▶ _DATA RECORDS_:

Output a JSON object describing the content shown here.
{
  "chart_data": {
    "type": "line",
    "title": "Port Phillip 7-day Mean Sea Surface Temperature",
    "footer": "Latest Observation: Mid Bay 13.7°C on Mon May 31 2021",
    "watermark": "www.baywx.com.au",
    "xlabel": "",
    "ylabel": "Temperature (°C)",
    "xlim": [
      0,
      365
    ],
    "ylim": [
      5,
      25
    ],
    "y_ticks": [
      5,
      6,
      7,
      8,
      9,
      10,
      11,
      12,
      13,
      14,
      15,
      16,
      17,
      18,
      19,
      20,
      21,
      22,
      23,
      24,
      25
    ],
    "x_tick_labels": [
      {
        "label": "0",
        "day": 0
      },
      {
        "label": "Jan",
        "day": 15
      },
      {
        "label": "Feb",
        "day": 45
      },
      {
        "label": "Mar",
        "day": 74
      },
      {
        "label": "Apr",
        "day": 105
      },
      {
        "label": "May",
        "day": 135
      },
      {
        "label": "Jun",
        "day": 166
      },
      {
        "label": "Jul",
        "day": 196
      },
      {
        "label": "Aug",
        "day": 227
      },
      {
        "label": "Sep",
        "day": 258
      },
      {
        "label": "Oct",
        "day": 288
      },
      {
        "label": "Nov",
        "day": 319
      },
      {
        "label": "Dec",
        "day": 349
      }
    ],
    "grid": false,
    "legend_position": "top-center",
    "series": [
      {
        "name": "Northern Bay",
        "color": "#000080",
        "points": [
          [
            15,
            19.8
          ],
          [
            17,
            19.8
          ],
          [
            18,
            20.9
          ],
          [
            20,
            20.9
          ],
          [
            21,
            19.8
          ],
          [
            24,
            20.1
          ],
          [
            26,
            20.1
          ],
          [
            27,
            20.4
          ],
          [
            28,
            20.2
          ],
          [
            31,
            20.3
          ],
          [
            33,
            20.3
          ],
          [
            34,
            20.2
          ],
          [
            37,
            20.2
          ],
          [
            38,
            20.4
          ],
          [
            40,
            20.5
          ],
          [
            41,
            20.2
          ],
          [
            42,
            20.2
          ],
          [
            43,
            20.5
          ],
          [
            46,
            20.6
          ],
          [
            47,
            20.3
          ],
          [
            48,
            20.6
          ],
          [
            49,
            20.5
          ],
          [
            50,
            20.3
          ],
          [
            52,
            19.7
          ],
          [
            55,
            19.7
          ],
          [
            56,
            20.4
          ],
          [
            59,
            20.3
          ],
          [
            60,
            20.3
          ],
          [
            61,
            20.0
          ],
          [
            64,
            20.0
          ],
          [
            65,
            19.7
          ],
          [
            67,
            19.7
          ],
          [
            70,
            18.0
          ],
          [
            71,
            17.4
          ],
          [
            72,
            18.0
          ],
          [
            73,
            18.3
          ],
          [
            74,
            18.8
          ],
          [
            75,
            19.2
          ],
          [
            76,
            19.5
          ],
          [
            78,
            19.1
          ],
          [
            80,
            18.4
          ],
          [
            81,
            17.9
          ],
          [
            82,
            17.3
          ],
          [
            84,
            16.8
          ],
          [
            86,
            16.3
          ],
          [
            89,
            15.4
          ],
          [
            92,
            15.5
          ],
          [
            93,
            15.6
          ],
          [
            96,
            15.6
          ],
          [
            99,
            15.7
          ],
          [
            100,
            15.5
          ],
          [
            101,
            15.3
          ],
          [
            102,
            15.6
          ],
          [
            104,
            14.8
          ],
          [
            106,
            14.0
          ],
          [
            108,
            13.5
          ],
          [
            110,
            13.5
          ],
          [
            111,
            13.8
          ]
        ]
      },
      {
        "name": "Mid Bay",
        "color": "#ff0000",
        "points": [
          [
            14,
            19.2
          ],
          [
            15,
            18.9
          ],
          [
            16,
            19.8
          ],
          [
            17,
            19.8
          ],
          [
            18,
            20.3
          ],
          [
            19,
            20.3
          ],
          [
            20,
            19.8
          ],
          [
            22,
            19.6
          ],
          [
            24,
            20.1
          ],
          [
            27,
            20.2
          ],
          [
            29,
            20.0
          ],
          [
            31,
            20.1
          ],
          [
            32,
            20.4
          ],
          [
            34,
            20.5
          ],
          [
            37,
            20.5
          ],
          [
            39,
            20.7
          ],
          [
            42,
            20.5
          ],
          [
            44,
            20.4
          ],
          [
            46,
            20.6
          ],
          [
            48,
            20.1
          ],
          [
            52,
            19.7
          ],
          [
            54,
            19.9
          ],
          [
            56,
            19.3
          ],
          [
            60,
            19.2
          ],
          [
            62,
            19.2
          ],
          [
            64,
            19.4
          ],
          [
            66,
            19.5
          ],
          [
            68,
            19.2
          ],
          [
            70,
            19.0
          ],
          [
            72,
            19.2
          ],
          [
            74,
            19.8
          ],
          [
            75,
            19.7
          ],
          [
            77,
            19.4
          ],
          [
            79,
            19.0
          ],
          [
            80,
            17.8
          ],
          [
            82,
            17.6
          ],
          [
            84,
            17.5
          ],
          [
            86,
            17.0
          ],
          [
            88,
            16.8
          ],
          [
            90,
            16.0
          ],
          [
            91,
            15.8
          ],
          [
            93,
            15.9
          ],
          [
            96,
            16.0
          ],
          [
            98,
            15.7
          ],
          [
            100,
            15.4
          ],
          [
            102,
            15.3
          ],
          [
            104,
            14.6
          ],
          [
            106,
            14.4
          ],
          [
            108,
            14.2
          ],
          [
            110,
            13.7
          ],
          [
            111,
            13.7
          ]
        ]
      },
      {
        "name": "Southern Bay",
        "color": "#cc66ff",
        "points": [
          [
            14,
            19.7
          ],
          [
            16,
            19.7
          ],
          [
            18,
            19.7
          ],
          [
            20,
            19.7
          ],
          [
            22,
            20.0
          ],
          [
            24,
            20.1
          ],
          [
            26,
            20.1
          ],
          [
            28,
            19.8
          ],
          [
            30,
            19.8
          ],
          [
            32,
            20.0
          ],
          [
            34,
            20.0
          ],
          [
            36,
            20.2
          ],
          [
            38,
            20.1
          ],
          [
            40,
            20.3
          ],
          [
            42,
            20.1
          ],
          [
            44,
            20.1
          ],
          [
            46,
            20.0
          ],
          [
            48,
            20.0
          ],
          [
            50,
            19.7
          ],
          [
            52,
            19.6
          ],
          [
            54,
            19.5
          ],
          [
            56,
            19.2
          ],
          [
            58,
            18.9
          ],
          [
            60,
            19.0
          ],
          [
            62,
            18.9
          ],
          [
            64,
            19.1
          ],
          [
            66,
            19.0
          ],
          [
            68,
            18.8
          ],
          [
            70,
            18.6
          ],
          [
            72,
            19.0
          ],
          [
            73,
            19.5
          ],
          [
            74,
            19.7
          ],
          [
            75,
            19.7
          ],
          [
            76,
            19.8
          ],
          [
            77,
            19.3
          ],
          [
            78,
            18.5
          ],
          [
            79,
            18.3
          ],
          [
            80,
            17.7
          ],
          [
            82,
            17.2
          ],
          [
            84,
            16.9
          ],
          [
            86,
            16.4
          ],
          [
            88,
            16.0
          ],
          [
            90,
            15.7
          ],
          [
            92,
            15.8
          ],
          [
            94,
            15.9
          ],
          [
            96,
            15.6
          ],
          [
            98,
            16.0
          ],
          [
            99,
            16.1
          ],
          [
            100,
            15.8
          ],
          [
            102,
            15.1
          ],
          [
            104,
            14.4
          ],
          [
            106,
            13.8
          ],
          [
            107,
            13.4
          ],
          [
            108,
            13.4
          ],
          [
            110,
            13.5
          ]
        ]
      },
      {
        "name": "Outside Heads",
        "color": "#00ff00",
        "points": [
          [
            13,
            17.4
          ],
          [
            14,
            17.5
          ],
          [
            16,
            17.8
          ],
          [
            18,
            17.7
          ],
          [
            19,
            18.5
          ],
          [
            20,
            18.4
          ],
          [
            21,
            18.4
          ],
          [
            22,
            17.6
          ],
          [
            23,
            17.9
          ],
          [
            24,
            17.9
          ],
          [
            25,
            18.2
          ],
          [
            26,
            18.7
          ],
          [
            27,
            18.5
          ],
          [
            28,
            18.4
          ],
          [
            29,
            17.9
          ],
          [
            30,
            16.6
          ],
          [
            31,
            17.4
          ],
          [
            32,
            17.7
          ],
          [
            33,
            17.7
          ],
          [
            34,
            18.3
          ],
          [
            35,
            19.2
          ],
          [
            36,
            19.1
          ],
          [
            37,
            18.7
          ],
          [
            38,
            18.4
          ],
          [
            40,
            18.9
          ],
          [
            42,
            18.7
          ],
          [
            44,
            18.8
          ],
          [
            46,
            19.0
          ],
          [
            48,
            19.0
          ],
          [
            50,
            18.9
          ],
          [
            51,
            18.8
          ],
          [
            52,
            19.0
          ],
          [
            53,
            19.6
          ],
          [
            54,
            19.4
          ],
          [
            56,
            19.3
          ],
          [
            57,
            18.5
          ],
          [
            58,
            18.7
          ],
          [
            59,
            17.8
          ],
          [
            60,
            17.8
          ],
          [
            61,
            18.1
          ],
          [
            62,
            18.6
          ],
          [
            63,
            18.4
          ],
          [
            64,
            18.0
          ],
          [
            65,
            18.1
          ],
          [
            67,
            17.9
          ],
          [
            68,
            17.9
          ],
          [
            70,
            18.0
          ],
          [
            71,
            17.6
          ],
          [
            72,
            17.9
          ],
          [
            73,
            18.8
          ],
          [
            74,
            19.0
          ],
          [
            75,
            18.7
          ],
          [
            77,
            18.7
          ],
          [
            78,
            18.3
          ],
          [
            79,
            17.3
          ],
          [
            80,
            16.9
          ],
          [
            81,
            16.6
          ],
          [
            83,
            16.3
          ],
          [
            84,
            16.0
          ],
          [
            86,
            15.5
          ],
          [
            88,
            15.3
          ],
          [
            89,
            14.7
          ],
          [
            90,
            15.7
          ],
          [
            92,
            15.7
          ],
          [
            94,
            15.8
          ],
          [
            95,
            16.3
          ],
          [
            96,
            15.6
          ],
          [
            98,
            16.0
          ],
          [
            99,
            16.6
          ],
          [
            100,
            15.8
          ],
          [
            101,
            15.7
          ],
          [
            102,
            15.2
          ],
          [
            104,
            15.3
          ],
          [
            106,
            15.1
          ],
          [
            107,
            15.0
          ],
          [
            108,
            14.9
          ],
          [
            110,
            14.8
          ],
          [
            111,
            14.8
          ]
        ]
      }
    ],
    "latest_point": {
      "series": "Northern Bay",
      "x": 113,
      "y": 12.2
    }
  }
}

▶ _BRIEF_: Find every line above that contains the word "Temperature", and return each one.

▶ _ANSWER TO THIS PROBLEM_:
    "title": "Port Phillip 7-day Mean Sea Surface Temperature",
    "ylabel": "Temperature (°C)",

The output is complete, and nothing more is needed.